What you have to do | Give the number of lines that contain the string "Accounts", and nothing else.

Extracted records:
[START]

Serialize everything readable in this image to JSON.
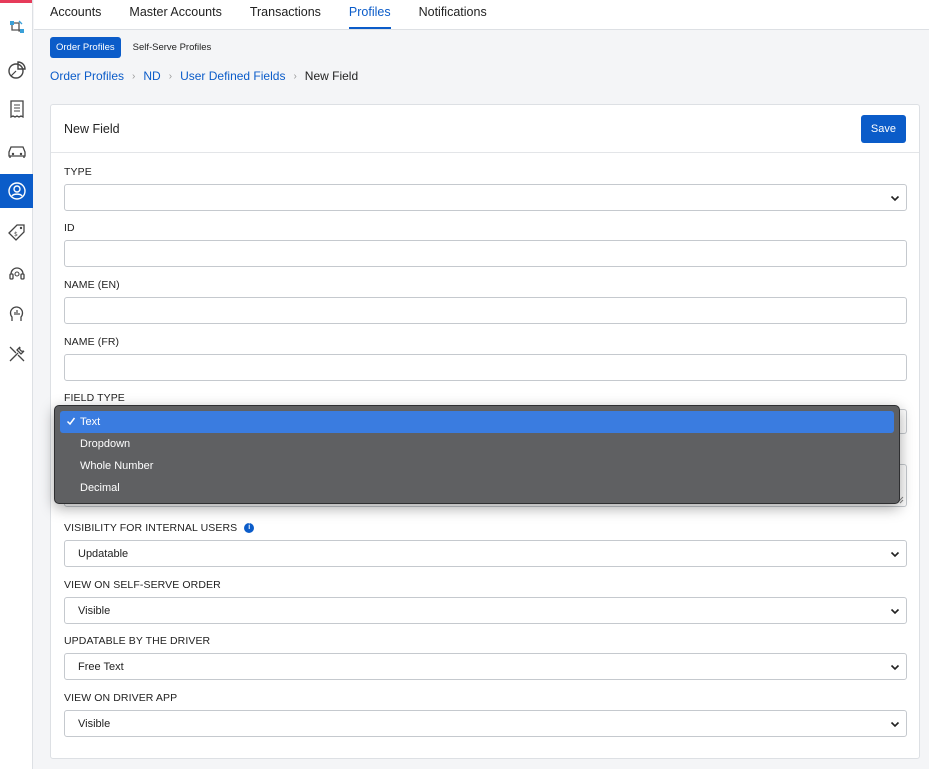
{
  "nav": {
    "tabs": [
      {
        "label": "Accounts"
      },
      {
        "label": "Master Accounts"
      },
      {
        "label": "Transactions"
      },
      {
        "label": "Profiles"
      },
      {
        "label": "Notifications"
      }
    ],
    "active_tab": "Profiles"
  },
  "subtabs": [
    {
      "label": "Order Profiles"
    },
    {
      "label": "Self-Serve Profiles"
    }
  ],
  "breadcrumb": {
    "items": [
      "Order Profiles",
      "ND",
      "User Defined Fields"
    ],
    "current": "New Field",
    "separator": "›"
  },
  "card": {
    "title": "New Field",
    "save_label": "Save"
  },
  "form": {
    "type": {
      "label": "TYPE",
      "value": ""
    },
    "id": {
      "label": "ID",
      "value": ""
    },
    "name_en": {
      "label": "NAME (EN)",
      "value": ""
    },
    "name_fr": {
      "label": "NAME (FR)",
      "value": ""
    },
    "field_type": {
      "label": "FIELD TYPE",
      "options": [
        "Text",
        "Dropdown",
        "Whole Number",
        "Decimal"
      ],
      "selected": "Text"
    },
    "visibility_internal": {
      "label": "VISIBILITY FOR INTERNAL USERS",
      "value": "Updatable"
    },
    "view_self_serve": {
      "label": "VIEW ON SELF-SERVE ORDER",
      "value": "Visible"
    },
    "updatable_driver": {
      "label": "UPDATABLE BY THE DRIVER",
      "value": "Free Text"
    },
    "view_driver_app": {
      "label": "VIEW ON DRIVER APP",
      "value": "Visible"
    }
  },
  "sidebar": {
    "icons": [
      "routing-icon",
      "pie-chart-icon",
      "receipt-icon",
      "car-icon",
      "user-profile-icon",
      "price-tag-icon",
      "headset-icon",
      "analytics-head-icon",
      "tools-icon"
    ],
    "active": "user-profile-icon"
  },
  "colors": {
    "accent": "#0b5cc9",
    "brand_strip": "#e63b5a",
    "dropdown_bg": "#5f6062",
    "dropdown_selected": "#3a7ce0"
  }
}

[END]

Solution | 2